**Task details**
Check each line for the word "Consideration" and report how many have it. Give nothing else.

Start of Provided records

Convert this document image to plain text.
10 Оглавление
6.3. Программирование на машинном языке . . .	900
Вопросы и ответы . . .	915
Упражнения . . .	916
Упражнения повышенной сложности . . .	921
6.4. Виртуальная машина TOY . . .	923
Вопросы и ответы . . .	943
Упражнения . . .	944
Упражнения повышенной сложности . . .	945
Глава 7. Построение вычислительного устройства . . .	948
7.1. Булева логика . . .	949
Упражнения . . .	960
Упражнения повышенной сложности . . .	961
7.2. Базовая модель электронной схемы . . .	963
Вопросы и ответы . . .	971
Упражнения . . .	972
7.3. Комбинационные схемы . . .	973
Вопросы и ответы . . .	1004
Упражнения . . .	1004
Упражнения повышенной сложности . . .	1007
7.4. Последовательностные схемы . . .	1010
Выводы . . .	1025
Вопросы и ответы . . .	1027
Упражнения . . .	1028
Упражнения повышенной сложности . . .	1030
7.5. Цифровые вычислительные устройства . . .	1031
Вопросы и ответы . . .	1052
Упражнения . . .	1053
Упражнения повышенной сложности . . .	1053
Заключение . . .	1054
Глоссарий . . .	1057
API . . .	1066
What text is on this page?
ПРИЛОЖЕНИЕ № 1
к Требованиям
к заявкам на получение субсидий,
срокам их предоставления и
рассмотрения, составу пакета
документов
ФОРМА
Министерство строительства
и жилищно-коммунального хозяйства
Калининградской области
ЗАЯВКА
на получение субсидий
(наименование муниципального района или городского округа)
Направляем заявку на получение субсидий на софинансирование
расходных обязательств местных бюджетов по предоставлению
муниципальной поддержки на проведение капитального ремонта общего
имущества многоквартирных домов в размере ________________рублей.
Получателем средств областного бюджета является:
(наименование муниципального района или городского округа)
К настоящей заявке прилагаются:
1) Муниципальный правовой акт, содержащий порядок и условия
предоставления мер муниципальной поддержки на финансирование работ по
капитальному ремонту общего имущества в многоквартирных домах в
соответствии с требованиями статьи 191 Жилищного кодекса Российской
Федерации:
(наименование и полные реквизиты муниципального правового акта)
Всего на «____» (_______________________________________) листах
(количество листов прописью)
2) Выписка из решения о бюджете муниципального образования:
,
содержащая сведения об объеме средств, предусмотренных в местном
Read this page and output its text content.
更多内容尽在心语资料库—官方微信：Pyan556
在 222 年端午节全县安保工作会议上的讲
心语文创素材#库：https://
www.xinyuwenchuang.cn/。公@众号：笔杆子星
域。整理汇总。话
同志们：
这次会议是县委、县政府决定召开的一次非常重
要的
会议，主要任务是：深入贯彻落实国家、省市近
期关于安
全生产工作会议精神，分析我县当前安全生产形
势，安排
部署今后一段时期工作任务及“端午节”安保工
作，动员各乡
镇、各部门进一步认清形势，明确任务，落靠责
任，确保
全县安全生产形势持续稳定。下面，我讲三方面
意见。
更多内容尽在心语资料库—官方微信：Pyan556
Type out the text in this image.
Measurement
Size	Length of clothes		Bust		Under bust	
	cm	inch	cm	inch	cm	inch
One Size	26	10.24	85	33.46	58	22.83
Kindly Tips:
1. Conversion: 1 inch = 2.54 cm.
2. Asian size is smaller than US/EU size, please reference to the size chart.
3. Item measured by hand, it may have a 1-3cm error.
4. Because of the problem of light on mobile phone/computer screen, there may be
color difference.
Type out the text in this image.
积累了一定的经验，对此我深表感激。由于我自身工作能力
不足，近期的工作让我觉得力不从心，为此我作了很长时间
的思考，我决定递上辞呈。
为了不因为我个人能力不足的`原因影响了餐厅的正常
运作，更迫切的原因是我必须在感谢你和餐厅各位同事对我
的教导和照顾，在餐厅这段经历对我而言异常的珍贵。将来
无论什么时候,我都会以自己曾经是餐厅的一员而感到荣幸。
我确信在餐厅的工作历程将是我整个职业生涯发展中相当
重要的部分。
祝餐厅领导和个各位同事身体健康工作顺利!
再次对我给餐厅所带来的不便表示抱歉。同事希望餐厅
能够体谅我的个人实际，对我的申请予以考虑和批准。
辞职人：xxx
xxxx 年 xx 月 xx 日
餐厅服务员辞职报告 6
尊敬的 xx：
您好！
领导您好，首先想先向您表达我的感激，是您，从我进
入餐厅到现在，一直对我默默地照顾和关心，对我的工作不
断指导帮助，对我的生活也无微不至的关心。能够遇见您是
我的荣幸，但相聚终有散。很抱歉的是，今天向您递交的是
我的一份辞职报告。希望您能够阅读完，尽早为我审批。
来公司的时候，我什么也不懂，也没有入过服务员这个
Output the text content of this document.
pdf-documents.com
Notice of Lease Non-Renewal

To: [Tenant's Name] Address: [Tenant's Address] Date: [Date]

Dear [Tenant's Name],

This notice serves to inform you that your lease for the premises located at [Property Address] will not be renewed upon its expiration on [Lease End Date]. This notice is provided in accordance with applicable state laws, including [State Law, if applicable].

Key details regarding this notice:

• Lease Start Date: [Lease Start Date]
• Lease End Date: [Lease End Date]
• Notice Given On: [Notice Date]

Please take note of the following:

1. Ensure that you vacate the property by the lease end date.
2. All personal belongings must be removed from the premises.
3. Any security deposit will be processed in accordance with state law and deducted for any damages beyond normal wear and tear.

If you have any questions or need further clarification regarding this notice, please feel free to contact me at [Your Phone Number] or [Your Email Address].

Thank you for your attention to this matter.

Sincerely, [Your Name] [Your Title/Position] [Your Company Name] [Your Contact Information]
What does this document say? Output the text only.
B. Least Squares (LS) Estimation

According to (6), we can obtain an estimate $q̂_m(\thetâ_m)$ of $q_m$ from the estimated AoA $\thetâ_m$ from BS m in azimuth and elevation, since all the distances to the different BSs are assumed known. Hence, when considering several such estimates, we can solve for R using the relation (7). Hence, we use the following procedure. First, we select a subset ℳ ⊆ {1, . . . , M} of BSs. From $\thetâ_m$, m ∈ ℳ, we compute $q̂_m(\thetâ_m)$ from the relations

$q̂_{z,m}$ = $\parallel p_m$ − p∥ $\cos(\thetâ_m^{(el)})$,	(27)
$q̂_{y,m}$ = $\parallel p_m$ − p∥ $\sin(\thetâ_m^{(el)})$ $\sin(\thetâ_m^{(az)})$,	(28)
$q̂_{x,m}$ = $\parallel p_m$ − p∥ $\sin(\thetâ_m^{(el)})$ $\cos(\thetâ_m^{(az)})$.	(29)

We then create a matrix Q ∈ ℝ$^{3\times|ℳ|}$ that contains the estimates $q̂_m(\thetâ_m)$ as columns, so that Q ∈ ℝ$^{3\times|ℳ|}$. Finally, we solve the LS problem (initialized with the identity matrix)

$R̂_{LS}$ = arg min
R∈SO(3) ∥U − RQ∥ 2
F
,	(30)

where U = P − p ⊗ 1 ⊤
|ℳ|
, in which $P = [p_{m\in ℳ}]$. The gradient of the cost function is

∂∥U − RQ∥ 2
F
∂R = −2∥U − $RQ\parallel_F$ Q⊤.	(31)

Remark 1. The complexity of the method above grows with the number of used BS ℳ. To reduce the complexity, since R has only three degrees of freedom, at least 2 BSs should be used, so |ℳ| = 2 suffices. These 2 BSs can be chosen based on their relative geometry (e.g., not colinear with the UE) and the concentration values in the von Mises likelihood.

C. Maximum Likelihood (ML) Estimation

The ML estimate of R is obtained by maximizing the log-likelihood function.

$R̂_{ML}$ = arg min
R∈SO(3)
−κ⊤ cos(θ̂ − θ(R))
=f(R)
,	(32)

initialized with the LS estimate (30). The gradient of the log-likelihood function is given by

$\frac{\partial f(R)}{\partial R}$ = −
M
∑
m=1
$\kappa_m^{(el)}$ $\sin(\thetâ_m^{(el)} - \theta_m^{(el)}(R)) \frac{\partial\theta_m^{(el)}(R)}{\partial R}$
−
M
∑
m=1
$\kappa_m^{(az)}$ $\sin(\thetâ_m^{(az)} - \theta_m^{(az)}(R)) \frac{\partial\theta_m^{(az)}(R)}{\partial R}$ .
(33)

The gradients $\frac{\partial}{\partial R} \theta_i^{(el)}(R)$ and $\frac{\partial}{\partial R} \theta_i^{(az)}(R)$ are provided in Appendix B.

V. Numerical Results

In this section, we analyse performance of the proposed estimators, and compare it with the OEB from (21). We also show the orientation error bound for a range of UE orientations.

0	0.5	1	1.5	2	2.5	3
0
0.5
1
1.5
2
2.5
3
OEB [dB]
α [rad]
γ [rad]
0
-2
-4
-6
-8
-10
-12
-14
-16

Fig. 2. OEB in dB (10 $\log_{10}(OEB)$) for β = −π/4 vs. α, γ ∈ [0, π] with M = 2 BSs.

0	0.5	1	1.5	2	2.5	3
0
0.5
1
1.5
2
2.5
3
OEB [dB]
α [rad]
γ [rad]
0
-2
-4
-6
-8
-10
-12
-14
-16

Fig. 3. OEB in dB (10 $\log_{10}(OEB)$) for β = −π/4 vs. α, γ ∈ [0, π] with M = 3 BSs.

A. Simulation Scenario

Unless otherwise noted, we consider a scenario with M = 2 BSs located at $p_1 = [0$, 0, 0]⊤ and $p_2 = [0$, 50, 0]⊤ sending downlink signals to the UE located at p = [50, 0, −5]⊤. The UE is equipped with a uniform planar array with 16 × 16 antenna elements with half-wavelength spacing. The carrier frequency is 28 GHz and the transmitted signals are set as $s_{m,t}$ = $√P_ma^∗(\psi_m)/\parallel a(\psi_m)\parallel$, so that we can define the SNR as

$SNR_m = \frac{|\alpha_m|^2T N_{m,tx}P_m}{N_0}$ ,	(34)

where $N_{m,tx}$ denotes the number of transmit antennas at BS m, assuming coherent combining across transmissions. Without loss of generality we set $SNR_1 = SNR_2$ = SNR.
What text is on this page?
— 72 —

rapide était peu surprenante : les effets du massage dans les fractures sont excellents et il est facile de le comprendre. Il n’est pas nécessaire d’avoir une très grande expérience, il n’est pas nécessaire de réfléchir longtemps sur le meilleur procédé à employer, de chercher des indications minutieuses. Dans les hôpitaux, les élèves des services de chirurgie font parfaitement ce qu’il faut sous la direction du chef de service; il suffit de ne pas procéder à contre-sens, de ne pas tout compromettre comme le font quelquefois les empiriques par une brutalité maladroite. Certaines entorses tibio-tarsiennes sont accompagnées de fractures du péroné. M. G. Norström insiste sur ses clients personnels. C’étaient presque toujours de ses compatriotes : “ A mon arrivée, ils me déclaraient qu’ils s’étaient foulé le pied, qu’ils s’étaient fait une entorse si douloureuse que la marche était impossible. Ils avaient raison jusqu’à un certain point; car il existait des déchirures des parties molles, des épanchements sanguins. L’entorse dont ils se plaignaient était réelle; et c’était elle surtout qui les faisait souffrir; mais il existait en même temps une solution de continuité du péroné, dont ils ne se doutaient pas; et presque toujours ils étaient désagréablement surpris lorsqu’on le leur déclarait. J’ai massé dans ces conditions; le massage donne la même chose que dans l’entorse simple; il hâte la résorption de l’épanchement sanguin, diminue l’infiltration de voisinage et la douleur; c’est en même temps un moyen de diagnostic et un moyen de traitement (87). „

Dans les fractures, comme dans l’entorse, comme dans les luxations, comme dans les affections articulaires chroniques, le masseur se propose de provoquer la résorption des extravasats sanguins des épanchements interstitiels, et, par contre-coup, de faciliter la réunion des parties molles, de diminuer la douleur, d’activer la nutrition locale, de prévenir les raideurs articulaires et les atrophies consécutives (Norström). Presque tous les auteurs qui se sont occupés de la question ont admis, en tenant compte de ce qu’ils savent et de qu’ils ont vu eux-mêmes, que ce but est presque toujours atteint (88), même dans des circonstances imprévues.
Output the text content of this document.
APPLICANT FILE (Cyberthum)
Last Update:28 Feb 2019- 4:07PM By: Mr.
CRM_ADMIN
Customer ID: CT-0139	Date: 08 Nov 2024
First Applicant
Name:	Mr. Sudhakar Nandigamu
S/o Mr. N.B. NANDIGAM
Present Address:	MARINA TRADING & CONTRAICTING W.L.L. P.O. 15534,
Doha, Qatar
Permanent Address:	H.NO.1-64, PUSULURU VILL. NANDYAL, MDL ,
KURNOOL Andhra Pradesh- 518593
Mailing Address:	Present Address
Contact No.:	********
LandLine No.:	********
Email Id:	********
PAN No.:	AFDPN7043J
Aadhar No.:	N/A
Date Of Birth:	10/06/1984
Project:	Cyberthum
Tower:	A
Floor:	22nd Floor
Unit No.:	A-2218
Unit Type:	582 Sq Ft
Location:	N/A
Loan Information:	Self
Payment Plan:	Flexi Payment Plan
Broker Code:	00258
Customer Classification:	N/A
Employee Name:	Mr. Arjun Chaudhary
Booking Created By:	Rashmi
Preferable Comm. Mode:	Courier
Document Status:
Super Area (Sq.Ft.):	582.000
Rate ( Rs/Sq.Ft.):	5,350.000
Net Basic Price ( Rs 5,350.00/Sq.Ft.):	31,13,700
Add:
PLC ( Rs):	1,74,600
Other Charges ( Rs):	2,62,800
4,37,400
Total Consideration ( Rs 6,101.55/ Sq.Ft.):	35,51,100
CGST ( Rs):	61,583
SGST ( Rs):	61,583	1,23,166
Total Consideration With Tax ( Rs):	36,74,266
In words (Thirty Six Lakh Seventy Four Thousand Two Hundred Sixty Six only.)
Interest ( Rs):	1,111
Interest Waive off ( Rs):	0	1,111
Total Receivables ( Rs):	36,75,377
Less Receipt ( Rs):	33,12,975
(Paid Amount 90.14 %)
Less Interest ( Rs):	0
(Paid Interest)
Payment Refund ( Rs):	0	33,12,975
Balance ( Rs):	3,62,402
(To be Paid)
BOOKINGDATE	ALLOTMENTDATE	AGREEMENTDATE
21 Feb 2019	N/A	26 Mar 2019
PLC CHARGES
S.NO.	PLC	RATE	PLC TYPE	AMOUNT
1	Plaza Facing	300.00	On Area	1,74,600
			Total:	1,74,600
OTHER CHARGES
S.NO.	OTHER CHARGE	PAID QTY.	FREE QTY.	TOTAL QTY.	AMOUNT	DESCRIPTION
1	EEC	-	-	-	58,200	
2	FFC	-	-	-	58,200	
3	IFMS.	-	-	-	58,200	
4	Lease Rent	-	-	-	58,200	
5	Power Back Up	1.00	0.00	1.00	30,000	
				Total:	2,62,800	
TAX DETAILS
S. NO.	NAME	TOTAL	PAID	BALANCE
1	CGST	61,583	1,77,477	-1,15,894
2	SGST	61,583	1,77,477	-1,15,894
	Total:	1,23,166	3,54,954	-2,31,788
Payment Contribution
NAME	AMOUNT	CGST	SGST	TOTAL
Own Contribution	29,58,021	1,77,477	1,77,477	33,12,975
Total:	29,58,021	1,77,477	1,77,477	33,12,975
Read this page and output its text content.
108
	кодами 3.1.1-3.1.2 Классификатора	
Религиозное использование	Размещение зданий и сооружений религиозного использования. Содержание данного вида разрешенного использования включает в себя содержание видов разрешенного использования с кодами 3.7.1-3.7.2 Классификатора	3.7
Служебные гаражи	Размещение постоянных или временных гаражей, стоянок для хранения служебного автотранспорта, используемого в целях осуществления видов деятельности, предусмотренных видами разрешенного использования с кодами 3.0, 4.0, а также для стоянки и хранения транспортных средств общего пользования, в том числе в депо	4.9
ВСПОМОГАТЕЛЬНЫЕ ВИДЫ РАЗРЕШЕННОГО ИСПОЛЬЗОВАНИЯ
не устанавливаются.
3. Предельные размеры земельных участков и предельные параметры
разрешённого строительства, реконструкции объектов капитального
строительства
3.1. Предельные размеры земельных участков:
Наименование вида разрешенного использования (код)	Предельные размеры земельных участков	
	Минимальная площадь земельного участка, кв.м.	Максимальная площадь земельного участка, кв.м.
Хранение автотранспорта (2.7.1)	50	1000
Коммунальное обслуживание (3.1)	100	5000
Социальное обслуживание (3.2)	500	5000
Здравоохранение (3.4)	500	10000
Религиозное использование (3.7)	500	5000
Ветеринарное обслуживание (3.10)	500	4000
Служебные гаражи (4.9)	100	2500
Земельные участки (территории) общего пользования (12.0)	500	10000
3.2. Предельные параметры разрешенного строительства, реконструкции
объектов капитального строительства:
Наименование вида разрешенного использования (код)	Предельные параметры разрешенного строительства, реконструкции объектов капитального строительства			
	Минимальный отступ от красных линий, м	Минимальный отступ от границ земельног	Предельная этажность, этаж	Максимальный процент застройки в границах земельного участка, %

End of Provided records

**Solution**
2